DATA EXTRACT >>
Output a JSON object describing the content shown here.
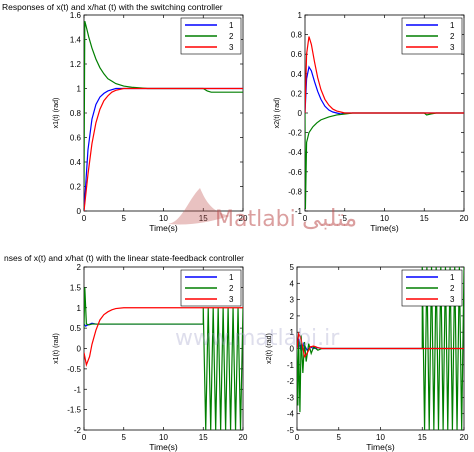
{
  "titles": {
    "top": "Responses of x(t) and x/hat (t) with the switching controller",
    "bottom": "nses of x(t) and x/hat (t) with the linear state-feedback controller"
  },
  "watermark": {
    "brand_latin": "Matlabi",
    "brand_arabic": "متلبی",
    "url": "www.matlabi.ir",
    "color": "#c0504d"
  },
  "colors": {
    "series1": "#0000ff",
    "series2": "#007f00",
    "series3": "#ff0000"
  },
  "chart_data": [
    {
      "type": "line",
      "xlabel": "Time(s)",
      "ylabel": "x1(t) (rad)",
      "xlim": [
        0,
        20
      ],
      "ylim": [
        0,
        1.6
      ],
      "xticks": [
        0,
        5,
        10,
        15,
        20
      ],
      "yticks": [
        0,
        0.2,
        0.4,
        0.6,
        0.8,
        1,
        1.2,
        1.4,
        1.6
      ],
      "legend": "top-right",
      "series": [
        {
          "name": "1",
          "color": "#0000ff",
          "x": [
            0,
            0.5,
            1,
            1.5,
            2,
            2.5,
            3,
            3.5,
            4,
            5,
            6,
            8,
            20
          ],
          "y": [
            0,
            0.5,
            0.75,
            0.87,
            0.93,
            0.96,
            0.98,
            0.99,
            1.0,
            1.0,
            1.0,
            1.0,
            1.0
          ]
        },
        {
          "name": "2",
          "color": "#007f00",
          "x": [
            0,
            0.1,
            0.3,
            0.6,
            1,
            1.5,
            2,
            2.5,
            3,
            3.5,
            4,
            5,
            6,
            8,
            10,
            12,
            14,
            15,
            15.5,
            16,
            20
          ],
          "y": [
            0.2,
            1.55,
            1.5,
            1.42,
            1.33,
            1.24,
            1.17,
            1.12,
            1.08,
            1.06,
            1.04,
            1.02,
            1.01,
            1.0,
            1.0,
            1.0,
            1.0,
            1.0,
            0.98,
            0.97,
            0.97
          ]
        },
        {
          "name": "3",
          "color": "#ff0000",
          "x": [
            0,
            0.5,
            1,
            1.5,
            2,
            2.5,
            3,
            3.5,
            4,
            5,
            6,
            8,
            20
          ],
          "y": [
            0,
            0.3,
            0.55,
            0.72,
            0.83,
            0.9,
            0.94,
            0.97,
            0.985,
            1.0,
            1.0,
            1.0,
            1.0
          ]
        }
      ]
    },
    {
      "type": "line",
      "xlabel": "Time(s)",
      "ylabel": "x2(t) (rad)",
      "xlim": [
        0,
        20
      ],
      "ylim": [
        -1,
        1
      ],
      "xticks": [
        0,
        5,
        10,
        15,
        20
      ],
      "yticks": [
        -1,
        -0.8,
        -0.6,
        -0.4,
        -0.2,
        0,
        0.2,
        0.4,
        0.6,
        0.8,
        1
      ],
      "legend": "top-right",
      "series": [
        {
          "name": "1",
          "color": "#0000ff",
          "x": [
            0,
            0.2,
            0.5,
            0.8,
            1.2,
            1.6,
            2,
            2.5,
            3,
            3.5,
            4,
            4.5,
            5,
            6,
            20
          ],
          "y": [
            0,
            0.35,
            0.47,
            0.43,
            0.32,
            0.22,
            0.14,
            0.07,
            0.03,
            0.01,
            0,
            -0.01,
            0,
            0,
            0
          ]
        },
        {
          "name": "2",
          "color": "#007f00",
          "x": [
            0,
            0.05,
            0.2,
            0.5,
            1,
            1.5,
            2,
            3,
            4,
            5,
            6,
            8,
            15,
            15.3,
            15.8,
            16.5,
            20
          ],
          "y": [
            0,
            -0.98,
            -0.3,
            -0.2,
            -0.14,
            -0.1,
            -0.07,
            -0.04,
            -0.02,
            -0.01,
            0,
            0,
            0,
            -0.02,
            -0.01,
            0,
            0
          ]
        },
        {
          "name": "3",
          "color": "#ff0000",
          "x": [
            0,
            0.2,
            0.5,
            0.8,
            1.2,
            1.6,
            2,
            2.5,
            3,
            3.5,
            4,
            4.5,
            5,
            6,
            20
          ],
          "y": [
            0,
            0.6,
            0.78,
            0.7,
            0.52,
            0.36,
            0.24,
            0.14,
            0.08,
            0.04,
            0.02,
            0.01,
            0,
            0,
            0
          ]
        }
      ]
    },
    {
      "type": "line",
      "xlabel": "Time(s)",
      "ylabel": "x1(t) (rad)",
      "xlim": [
        0,
        20
      ],
      "ylim": [
        -2,
        2
      ],
      "xticks": [
        0,
        5,
        10,
        15,
        20
      ],
      "yticks": [
        -2,
        -1.5,
        -1,
        -0.5,
        0,
        0.5,
        1,
        1.5,
        2
      ],
      "legend": "top-right",
      "oscillation": {
        "series": "2",
        "start": 15,
        "end": 20,
        "low": -2,
        "high": 1,
        "cycles": 8
      },
      "series": [
        {
          "name": "1",
          "color": "#0000ff",
          "x": [
            0,
            0.2,
            0.5,
            1,
            1.5,
            2,
            2.5,
            3,
            15
          ],
          "y": [
            0.6,
            0.55,
            0.58,
            0.62,
            0.6,
            0.6,
            0.6,
            0.6,
            0.6
          ]
        },
        {
          "name": "2",
          "color": "#007f00",
          "x": [
            0,
            0.1,
            0.3,
            0.6,
            1,
            1.5,
            2,
            15
          ],
          "y": [
            0.5,
            1.5,
            0.6,
            0.58,
            0.6,
            0.6,
            0.6,
            0.6
          ]
        },
        {
          "name": "3",
          "color": "#ff0000",
          "x": [
            0,
            0.3,
            0.7,
            1,
            1.5,
            2,
            2.5,
            3,
            3.5,
            4,
            5,
            6,
            8,
            20
          ],
          "y": [
            -0.1,
            -0.4,
            -0.2,
            0.1,
            0.45,
            0.7,
            0.83,
            0.9,
            0.95,
            0.98,
            1.0,
            1.0,
            1.0,
            1.0
          ]
        }
      ]
    },
    {
      "type": "line",
      "xlabel": "Time(s)",
      "ylabel": "x2(t) (rad)",
      "xlim": [
        0,
        20
      ],
      "ylim": [
        -5,
        5
      ],
      "xticks": [
        0,
        5,
        10,
        15,
        20
      ],
      "yticks": [
        -5,
        -4,
        -3,
        -2,
        -1,
        0,
        1,
        2,
        3,
        4,
        5
      ],
      "legend": "top-right",
      "oscillation": {
        "series": "2",
        "start": 15,
        "end": 20,
        "low": -5,
        "high": 5,
        "cycles": 9
      },
      "series": [
        {
          "name": "1",
          "color": "#0000ff",
          "x": [
            0,
            0.2,
            0.5,
            0.8,
            1.2,
            1.6,
            2,
            2.5,
            3,
            4,
            20
          ],
          "y": [
            0,
            0.6,
            -0.2,
            0.3,
            -0.1,
            0.1,
            0,
            0.05,
            0,
            0,
            0
          ]
        },
        {
          "name": "2",
          "color": "#007f00",
          "x": [
            0,
            0.1,
            0.2,
            0.35,
            0.5,
            0.7,
            0.9,
            1.1,
            1.4,
            1.7,
            2,
            2.5,
            3,
            4,
            15
          ],
          "y": [
            0,
            -3.5,
            0.5,
            -3.9,
            0.8,
            -1.5,
            0.4,
            -0.8,
            0.3,
            -0.3,
            0.1,
            -0.1,
            0,
            0,
            0
          ]
        },
        {
          "name": "3",
          "color": "#ff0000",
          "x": [
            0,
            0.2,
            0.4,
            0.6,
            0.9,
            1.2,
            1.6,
            2,
            2.5,
            3,
            4,
            20
          ],
          "y": [
            0,
            0.9,
            0.7,
            0.3,
            -0.5,
            -0.3,
            0.1,
            0.15,
            0.05,
            0,
            0,
            0
          ]
        }
      ]
    }
  ]
}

STATED EXERCISE >>
Produce an exact copy of each line of data, skipping embedded images.

ANSWER TO THIS EXERCISE >>
Output a JSON object describing the content shown here.
{
  "titles": {
    "top": "Responses of x(t) and x/hat (t) with the switching controller",
    "bottom": "nses of x(t) and x/hat (t) with the linear state-feedback controller"
  },
  "watermark": {
    "brand_latin": "Matlabi",
    "brand_arabic": "متلبی",
    "url": "www.matlabi.ir",
    "color": "#c0504d"
  },
  "colors": {
    "series1": "#0000ff",
    "series2": "#007f00",
    "series3": "#ff0000"
  },
  "chart_data": [
    {
      "type": "line",
      "xlabel": "Time(s)",
      "ylabel": "x1(t) (rad)",
      "xlim": [
        0,
        20
      ],
      "ylim": [
        0,
        1.6
      ],
      "xticks": [
        0,
        5,
        10,
        15,
        20
      ],
      "yticks": [
        0,
        0.2,
        0.4,
        0.6,
        0.8,
        1,
        1.2,
        1.4,
        1.6
      ],
      "legend": "top-right",
      "series": [
        {
          "name": "1",
          "color": "#0000ff",
          "x": [
            0,
            0.5,
            1,
            1.5,
            2,
            2.5,
            3,
            3.5,
            4,
            5,
            6,
            8,
            20
          ],
          "y": [
            0,
            0.5,
            0.75,
            0.87,
            0.93,
            0.96,
            0.98,
            0.99,
            1.0,
            1.0,
            1.0,
            1.0,
            1.0
          ]
        },
        {
          "name": "2",
          "color": "#007f00",
          "x": [
            0,
            0.1,
            0.3,
            0.6,
            1,
            1.5,
            2,
            2.5,
            3,
            3.5,
            4,
            5,
            6,
            8,
            10,
            12,
            14,
            15,
            15.5,
            16,
            20
          ],
          "y": [
            0.2,
            1.55,
            1.5,
            1.42,
            1.33,
            1.24,
            1.17,
            1.12,
            1.08,
            1.06,
            1.04,
            1.02,
            1.01,
            1.0,
            1.0,
            1.0,
            1.0,
            1.0,
            0.98,
            0.97,
            0.97
          ]
        },
        {
          "name": "3",
          "color": "#ff0000",
          "x": [
            0,
            0.5,
            1,
            1.5,
            2,
            2.5,
            3,
            3.5,
            4,
            5,
            6,
            8,
            20
          ],
          "y": [
            0,
            0.3,
            0.55,
            0.72,
            0.83,
            0.9,
            0.94,
            0.97,
            0.985,
            1.0,
            1.0,
            1.0,
            1.0
          ]
        }
      ]
    },
    {
      "type": "line",
      "xlabel": "Time(s)",
      "ylabel": "x2(t) (rad)",
      "xlim": [
        0,
        20
      ],
      "ylim": [
        -1,
        1
      ],
      "xticks": [
        0,
        5,
        10,
        15,
        20
      ],
      "yticks": [
        -1,
        -0.8,
        -0.6,
        -0.4,
        -0.2,
        0,
        0.2,
        0.4,
        0.6,
        0.8,
        1
      ],
      "legend": "top-right",
      "series": [
        {
          "name": "1",
          "color": "#0000ff",
          "x": [
            0,
            0.2,
            0.5,
            0.8,
            1.2,
            1.6,
            2,
            2.5,
            3,
            3.5,
            4,
            4.5,
            5,
            6,
            20
          ],
          "y": [
            0,
            0.35,
            0.47,
            0.43,
            0.32,
            0.22,
            0.14,
            0.07,
            0.03,
            0.01,
            0,
            -0.01,
            0,
            0,
            0
          ]
        },
        {
          "name": "2",
          "color": "#007f00",
          "x": [
            0,
            0.05,
            0.2,
            0.5,
            1,
            1.5,
            2,
            3,
            4,
            5,
            6,
            8,
            15,
            15.3,
            15.8,
            16.5,
            20
          ],
          "y": [
            0,
            -0.98,
            -0.3,
            -0.2,
            -0.14,
            -0.1,
            -0.07,
            -0.04,
            -0.02,
            -0.01,
            0,
            0,
            0,
            -0.02,
            -0.01,
            0,
            0
          ]
        },
        {
          "name": "3",
          "color": "#ff0000",
          "x": [
            0,
            0.2,
            0.5,
            0.8,
            1.2,
            1.6,
            2,
            2.5,
            3,
            3.5,
            4,
            4.5,
            5,
            6,
            20
          ],
          "y": [
            0,
            0.6,
            0.78,
            0.7,
            0.52,
            0.36,
            0.24,
            0.14,
            0.08,
            0.04,
            0.02,
            0.01,
            0,
            0,
            0
          ]
        }
      ]
    },
    {
      "type": "line",
      "xlabel": "Time(s)",
      "ylabel": "x1(t) (rad)",
      "xlim": [
        0,
        20
      ],
      "ylim": [
        -2,
        2
      ],
      "xticks": [
        0,
        5,
        10,
        15,
        20
      ],
      "yticks": [
        -2,
        -1.5,
        -1,
        -0.5,
        0,
        0.5,
        1,
        1.5,
        2
      ],
      "legend": "top-right",
      "oscillation": {
        "series": "2",
        "start": 15,
        "end": 20,
        "low": -2,
        "high": 1,
        "cycles": 8
      },
      "series": [
        {
          "name": "1",
          "color": "#0000ff",
          "x": [
            0,
            0.2,
            0.5,
            1,
            1.5,
            2,
            2.5,
            3,
            15
          ],
          "y": [
            0.6,
            0.55,
            0.58,
            0.62,
            0.6,
            0.6,
            0.6,
            0.6,
            0.6
          ]
        },
        {
          "name": "2",
          "color": "#007f00",
          "x": [
            0,
            0.1,
            0.3,
            0.6,
            1,
            1.5,
            2,
            15
          ],
          "y": [
            0.5,
            1.5,
            0.6,
            0.58,
            0.6,
            0.6,
            0.6,
            0.6
          ]
        },
        {
          "name": "3",
          "color": "#ff0000",
          "x": [
            0,
            0.3,
            0.7,
            1,
            1.5,
            2,
            2.5,
            3,
            3.5,
            4,
            5,
            6,
            8,
            20
          ],
          "y": [
            -0.1,
            -0.4,
            -0.2,
            0.1,
            0.45,
            0.7,
            0.83,
            0.9,
            0.95,
            0.98,
            1.0,
            1.0,
            1.0,
            1.0
          ]
        }
      ]
    },
    {
      "type": "line",
      "xlabel": "Time(s)",
      "ylabel": "x2(t) (rad)",
      "xlim": [
        0,
        20
      ],
      "ylim": [
        -5,
        5
      ],
      "xticks": [
        0,
        5,
        10,
        15,
        20
      ],
      "yticks": [
        -5,
        -4,
        -3,
        -2,
        -1,
        0,
        1,
        2,
        3,
        4,
        5
      ],
      "legend": "top-right",
      "oscillation": {
        "series": "2",
        "start": 15,
        "end": 20,
        "low": -5,
        "high": 5,
        "cycles": 9
      },
      "series": [
        {
          "name": "1",
          "color": "#0000ff",
          "x": [
            0,
            0.2,
            0.5,
            0.8,
            1.2,
            1.6,
            2,
            2.5,
            3,
            4,
            20
          ],
          "y": [
            0,
            0.6,
            -0.2,
            0.3,
            -0.1,
            0.1,
            0,
            0.05,
            0,
            0,
            0
          ]
        },
        {
          "name": "2",
          "color": "#007f00",
          "x": [
            0,
            0.1,
            0.2,
            0.35,
            0.5,
            0.7,
            0.9,
            1.1,
            1.4,
            1.7,
            2,
            2.5,
            3,
            4,
            15
          ],
          "y": [
            0,
            -3.5,
            0.5,
            -3.9,
            0.8,
            -1.5,
            0.4,
            -0.8,
            0.3,
            -0.3,
            0.1,
            -0.1,
            0,
            0,
            0
          ]
        },
        {
          "name": "3",
          "color": "#ff0000",
          "x": [
            0,
            0.2,
            0.4,
            0.6,
            0.9,
            1.2,
            1.6,
            2,
            2.5,
            3,
            4,
            20
          ],
          "y": [
            0,
            0.9,
            0.7,
            0.3,
            -0.5,
            -0.3,
            0.1,
            0.15,
            0.05,
            0,
            0,
            0
          ]
        }
      ]
    }
  ]
}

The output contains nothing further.